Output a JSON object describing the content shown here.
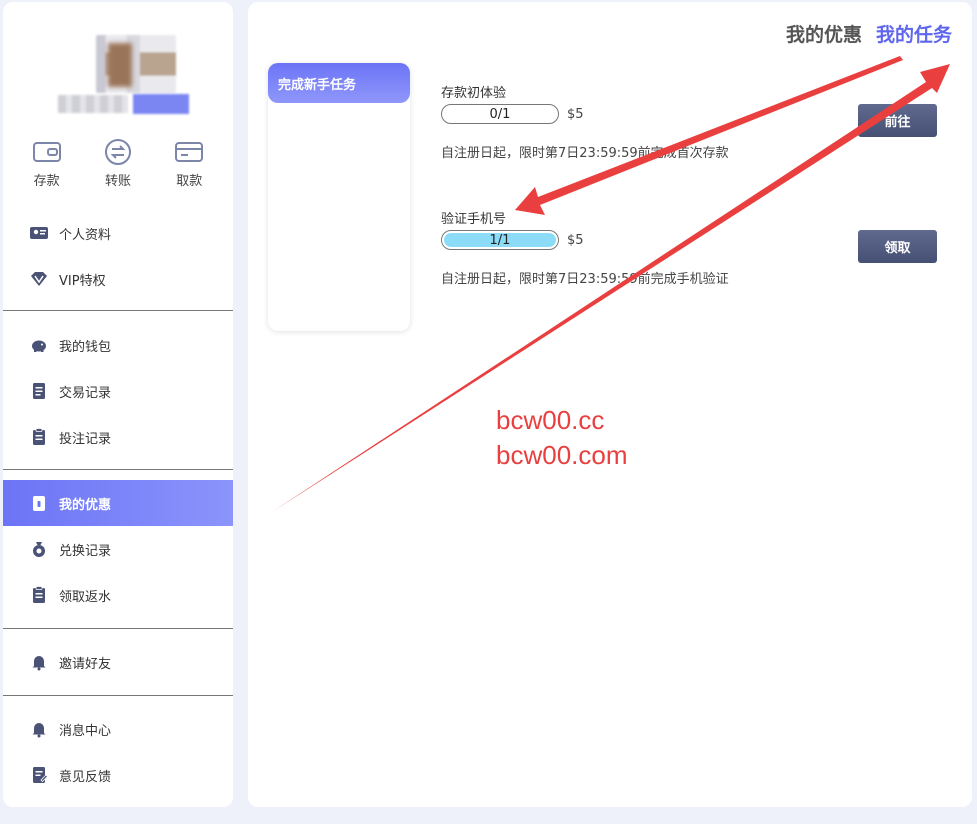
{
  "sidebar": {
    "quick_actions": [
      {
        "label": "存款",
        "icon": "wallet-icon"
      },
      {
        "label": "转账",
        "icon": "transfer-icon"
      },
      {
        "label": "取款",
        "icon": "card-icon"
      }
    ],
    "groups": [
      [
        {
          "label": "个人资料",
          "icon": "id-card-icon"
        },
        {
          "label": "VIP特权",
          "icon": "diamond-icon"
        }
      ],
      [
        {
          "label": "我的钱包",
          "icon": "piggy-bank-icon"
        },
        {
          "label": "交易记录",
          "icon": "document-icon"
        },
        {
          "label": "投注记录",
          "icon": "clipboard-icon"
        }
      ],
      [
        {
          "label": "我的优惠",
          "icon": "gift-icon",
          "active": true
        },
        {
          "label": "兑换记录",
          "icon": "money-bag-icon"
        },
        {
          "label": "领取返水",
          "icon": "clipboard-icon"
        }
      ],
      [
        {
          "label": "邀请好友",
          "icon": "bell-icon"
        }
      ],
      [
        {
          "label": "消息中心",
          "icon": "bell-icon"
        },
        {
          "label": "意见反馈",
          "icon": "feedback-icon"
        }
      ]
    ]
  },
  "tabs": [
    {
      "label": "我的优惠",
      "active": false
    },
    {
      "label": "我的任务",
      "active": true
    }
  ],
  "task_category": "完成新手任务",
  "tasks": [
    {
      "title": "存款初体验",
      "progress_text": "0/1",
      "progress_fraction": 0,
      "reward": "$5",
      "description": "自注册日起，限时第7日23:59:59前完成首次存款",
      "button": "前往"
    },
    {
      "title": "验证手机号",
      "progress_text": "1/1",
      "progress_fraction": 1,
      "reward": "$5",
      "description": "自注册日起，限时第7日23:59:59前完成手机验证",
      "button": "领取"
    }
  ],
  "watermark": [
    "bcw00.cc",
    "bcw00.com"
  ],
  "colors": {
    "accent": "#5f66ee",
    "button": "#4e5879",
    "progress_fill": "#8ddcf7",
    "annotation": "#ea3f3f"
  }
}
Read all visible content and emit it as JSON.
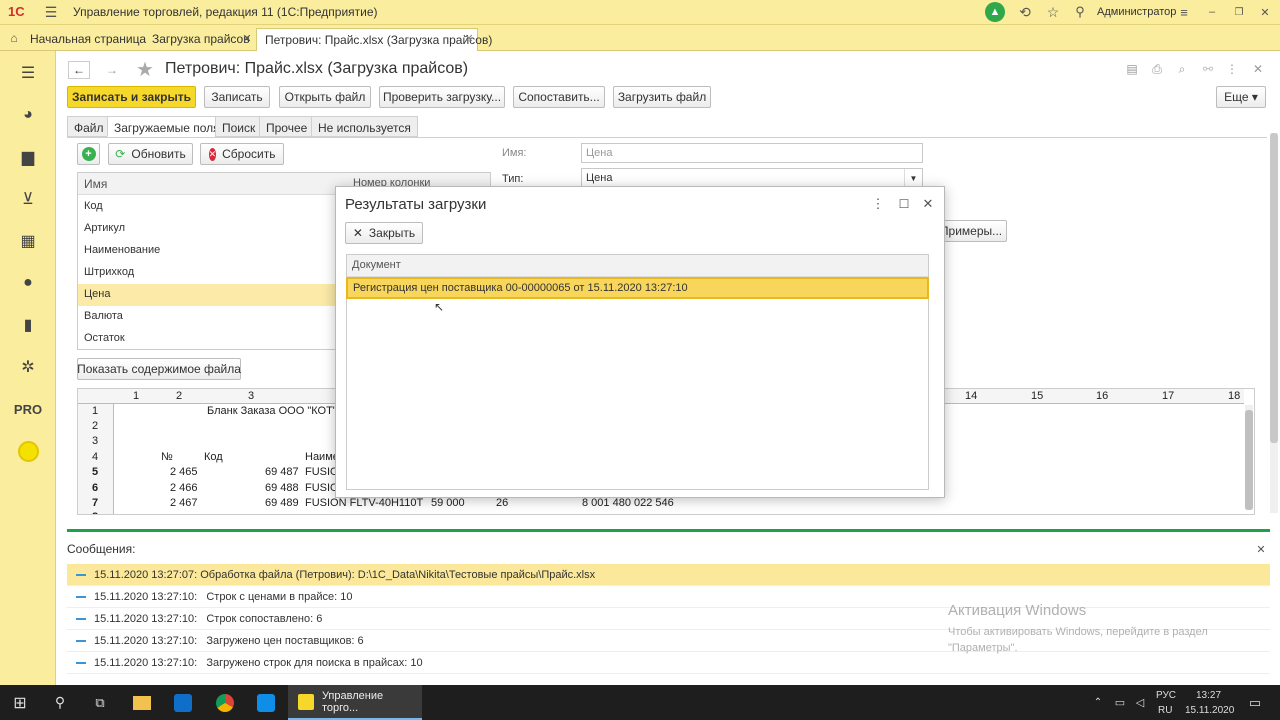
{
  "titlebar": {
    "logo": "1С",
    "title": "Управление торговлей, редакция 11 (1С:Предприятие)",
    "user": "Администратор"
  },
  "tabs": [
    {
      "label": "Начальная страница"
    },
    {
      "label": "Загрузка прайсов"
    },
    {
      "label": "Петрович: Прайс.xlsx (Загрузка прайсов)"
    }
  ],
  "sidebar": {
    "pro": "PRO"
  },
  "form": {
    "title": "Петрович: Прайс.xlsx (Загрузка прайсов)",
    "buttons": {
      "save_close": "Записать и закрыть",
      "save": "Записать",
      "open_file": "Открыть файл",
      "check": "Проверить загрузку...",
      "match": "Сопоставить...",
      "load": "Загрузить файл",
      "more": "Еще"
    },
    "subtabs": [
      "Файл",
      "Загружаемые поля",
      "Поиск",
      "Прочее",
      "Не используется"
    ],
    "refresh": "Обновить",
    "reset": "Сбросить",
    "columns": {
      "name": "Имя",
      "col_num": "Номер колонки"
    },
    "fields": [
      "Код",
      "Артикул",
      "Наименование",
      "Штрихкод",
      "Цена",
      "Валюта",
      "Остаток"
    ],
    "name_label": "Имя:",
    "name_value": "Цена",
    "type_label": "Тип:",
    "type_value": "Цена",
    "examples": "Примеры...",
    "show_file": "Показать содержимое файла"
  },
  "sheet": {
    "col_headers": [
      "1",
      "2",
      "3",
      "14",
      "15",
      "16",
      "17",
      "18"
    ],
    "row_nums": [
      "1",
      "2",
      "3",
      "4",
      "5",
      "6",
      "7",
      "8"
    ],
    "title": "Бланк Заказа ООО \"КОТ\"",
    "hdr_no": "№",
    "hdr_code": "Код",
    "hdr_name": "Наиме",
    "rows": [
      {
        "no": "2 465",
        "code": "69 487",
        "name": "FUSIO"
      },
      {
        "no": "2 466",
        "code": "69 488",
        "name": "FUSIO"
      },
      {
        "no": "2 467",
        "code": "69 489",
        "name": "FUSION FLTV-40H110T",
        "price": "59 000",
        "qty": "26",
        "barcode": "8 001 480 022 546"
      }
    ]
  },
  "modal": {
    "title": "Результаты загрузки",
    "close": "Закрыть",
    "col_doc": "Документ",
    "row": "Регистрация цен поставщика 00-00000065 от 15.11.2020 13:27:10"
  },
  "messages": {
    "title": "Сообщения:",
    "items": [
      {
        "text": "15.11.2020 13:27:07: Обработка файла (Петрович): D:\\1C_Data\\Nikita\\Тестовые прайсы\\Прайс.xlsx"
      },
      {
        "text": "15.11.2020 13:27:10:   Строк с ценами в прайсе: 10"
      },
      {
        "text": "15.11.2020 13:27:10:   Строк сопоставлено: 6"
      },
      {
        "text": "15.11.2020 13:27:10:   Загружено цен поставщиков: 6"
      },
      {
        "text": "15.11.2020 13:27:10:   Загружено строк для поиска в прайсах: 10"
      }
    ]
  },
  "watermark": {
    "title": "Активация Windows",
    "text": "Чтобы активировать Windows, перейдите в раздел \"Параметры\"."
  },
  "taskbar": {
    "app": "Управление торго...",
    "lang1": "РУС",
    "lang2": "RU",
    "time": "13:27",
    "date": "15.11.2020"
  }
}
■ ■ ■
◆ PROBLEM TO SOLVE ◆
Nothing but the pictures may be dropped; output the records above exactly.

◆ THE RESPONSE ◆
Output a JSON object describing the content shown here.
{
  "sidebar": {
    "quick_actions": [
      {
        "label": "存款",
        "icon": "wallet-icon"
      },
      {
        "label": "转账",
        "icon": "transfer-icon"
      },
      {
        "label": "取款",
        "icon": "card-icon"
      }
    ],
    "groups": [
      [
        {
          "label": "个人资料",
          "icon": "id-card-icon"
        },
        {
          "label": "VIP特权",
          "icon": "diamond-icon"
        }
      ],
      [
        {
          "label": "我的钱包",
          "icon": "piggy-bank-icon"
        },
        {
          "label": "交易记录",
          "icon": "document-icon"
        },
        {
          "label": "投注记录",
          "icon": "clipboard-icon"
        }
      ],
      [
        {
          "label": "我的优惠",
          "icon": "gift-icon",
          "active": true
        },
        {
          "label": "兑换记录",
          "icon": "money-bag-icon"
        },
        {
          "label": "领取返水",
          "icon": "clipboard-icon"
        }
      ],
      [
        {
          "label": "邀请好友",
          "icon": "bell-icon"
        }
      ],
      [
        {
          "label": "消息中心",
          "icon": "bell-icon"
        },
        {
          "label": "意见反馈",
          "icon": "feedback-icon"
        }
      ]
    ]
  },
  "tabs": [
    {
      "label": "我的优惠",
      "active": false
    },
    {
      "label": "我的任务",
      "active": true
    }
  ],
  "task_category": "完成新手任务",
  "tasks": [
    {
      "title": "存款初体验",
      "progress_text": "0/1",
      "progress_fraction": 0,
      "reward": "$5",
      "description": "自注册日起，限时第7日23:59:59前完成首次存款",
      "button": "前往"
    },
    {
      "title": "验证手机号",
      "progress_text": "1/1",
      "progress_fraction": 1,
      "reward": "$5",
      "description": "自注册日起，限时第7日23:59:59前完成手机验证",
      "button": "领取"
    }
  ],
  "watermark": [
    "bcw00.cc",
    "bcw00.com"
  ],
  "colors": {
    "accent": "#5f66ee",
    "button": "#4e5879",
    "progress_fill": "#8ddcf7",
    "annotation": "#ea3f3f"
  }
}
Read all visible content and emit it as JSON.
{
  "titlebar": {
    "logo": "1С",
    "title": "Управление торговлей, редакция 11 (1С:Предприятие)",
    "user": "Администратор"
  },
  "tabs": [
    {
      "label": "Начальная страница"
    },
    {
      "label": "Загрузка прайсов"
    },
    {
      "label": "Петрович: Прайс.xlsx (Загрузка прайсов)"
    }
  ],
  "sidebar": {
    "pro": "PRO"
  },
  "form": {
    "title": "Петрович: Прайс.xlsx (Загрузка прайсов)",
    "buttons": {
      "save_close": "Записать и закрыть",
      "save": "Записать",
      "open_file": "Открыть файл",
      "check": "Проверить загрузку...",
      "match": "Сопоставить...",
      "load": "Загрузить файл",
      "more": "Еще"
    },
    "subtabs": [
      "Файл",
      "Загружаемые поля",
      "Поиск",
      "Прочее",
      "Не используется"
    ],
    "refresh": "Обновить",
    "reset": "Сбросить",
    "columns": {
      "name": "Имя",
      "col_num": "Номер колонки"
    },
    "fields": [
      "Код",
      "Артикул",
      "Наименование",
      "Штрихкод",
      "Цена",
      "Валюта",
      "Остаток"
    ],
    "name_label": "Имя:",
    "name_value": "Цена",
    "type_label": "Тип:",
    "type_value": "Цена",
    "examples": "Примеры...",
    "show_file": "Показать содержимое файла"
  },
  "sheet": {
    "col_headers": [
      "1",
      "2",
      "3",
      "14",
      "15",
      "16",
      "17",
      "18"
    ],
    "row_nums": [
      "1",
      "2",
      "3",
      "4",
      "5",
      "6",
      "7",
      "8"
    ],
    "title": "Бланк Заказа ООО \"КОТ\"",
    "hdr_no": "№",
    "hdr_code": "Код",
    "hdr_name": "Наиме",
    "rows": [
      {
        "no": "2 465",
        "code": "69 487",
        "name": "FUSIO"
      },
      {
        "no": "2 466",
        "code": "69 488",
        "name": "FUSIO"
      },
      {
        "no": "2 467",
        "code": "69 489",
        "name": "FUSION FLTV-40H110T",
        "price": "59 000",
        "qty": "26",
        "barcode": "8 001 480 022 546"
      }
    ]
  },
  "modal": {
    "title": "Результаты загрузки",
    "close": "Закрыть",
    "col_doc": "Документ",
    "row": "Регистрация цен поставщика 00-00000065 от 15.11.2020 13:27:10"
  },
  "messages": {
    "title": "Сообщения:",
    "items": [
      {
        "text": "15.11.2020 13:27:07: Обработка файла (Петрович): D:\\1C_Data\\Nikita\\Тестовые прайсы\\Прайс.xlsx"
      },
      {
        "text": "15.11.2020 13:27:10:   Строк с ценами в прайсе: 10"
      },
      {
        "text": "15.11.2020 13:27:10:   Строк сопоставлено: 6"
      },
      {
        "text": "15.11.2020 13:27:10:   Загружено цен поставщиков: 6"
      },
      {
        "text": "15.11.2020 13:27:10:   Загружено строк для поиска в прайсах: 10"
      }
    ]
  },
  "watermark": {
    "title": "Активация Windows",
    "text": "Чтобы активировать Windows, перейдите в раздел \"Параметры\"."
  },
  "taskbar": {
    "app": "Управление торго...",
    "lang1": "РУС",
    "lang2": "RU",
    "time": "13:27",
    "date": "15.11.2020"
  }
}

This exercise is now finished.